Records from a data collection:
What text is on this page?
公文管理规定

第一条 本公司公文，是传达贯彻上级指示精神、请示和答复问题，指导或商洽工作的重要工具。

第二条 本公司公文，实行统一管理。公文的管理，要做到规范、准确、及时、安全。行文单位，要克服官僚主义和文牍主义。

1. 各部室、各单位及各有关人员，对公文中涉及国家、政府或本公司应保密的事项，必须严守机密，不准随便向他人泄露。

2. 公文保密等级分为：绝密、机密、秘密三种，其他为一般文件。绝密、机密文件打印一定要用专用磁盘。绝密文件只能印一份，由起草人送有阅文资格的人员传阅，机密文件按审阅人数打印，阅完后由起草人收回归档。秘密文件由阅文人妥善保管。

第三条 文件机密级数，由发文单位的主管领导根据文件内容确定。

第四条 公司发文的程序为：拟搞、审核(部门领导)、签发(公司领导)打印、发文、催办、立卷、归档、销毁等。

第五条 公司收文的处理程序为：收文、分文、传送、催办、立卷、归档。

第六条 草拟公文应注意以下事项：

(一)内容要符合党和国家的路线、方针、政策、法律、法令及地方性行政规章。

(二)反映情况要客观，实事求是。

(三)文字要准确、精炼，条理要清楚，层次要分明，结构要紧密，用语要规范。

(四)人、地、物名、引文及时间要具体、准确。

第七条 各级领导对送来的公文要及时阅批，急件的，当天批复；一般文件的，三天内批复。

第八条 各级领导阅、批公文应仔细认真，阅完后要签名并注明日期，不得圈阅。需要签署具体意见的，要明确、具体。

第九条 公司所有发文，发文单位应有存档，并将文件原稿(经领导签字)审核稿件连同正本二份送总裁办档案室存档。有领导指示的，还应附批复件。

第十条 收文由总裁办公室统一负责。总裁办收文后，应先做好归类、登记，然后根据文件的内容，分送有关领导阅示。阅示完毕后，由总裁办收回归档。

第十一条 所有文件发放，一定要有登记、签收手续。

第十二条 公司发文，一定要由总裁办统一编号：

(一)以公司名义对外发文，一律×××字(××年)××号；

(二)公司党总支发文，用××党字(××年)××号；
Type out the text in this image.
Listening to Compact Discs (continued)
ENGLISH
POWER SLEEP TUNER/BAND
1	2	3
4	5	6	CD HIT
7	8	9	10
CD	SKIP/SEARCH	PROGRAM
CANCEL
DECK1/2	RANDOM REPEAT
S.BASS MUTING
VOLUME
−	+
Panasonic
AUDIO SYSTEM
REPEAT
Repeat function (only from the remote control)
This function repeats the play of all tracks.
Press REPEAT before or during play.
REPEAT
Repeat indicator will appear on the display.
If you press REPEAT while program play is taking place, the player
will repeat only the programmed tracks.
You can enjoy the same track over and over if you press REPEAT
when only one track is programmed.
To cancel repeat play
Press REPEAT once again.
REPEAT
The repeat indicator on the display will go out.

* [TASK TO CARRY OUT]:
Find how many lines in the listing hold "display", and reply with that number only.

* [REPLY TO THE TASK]:
2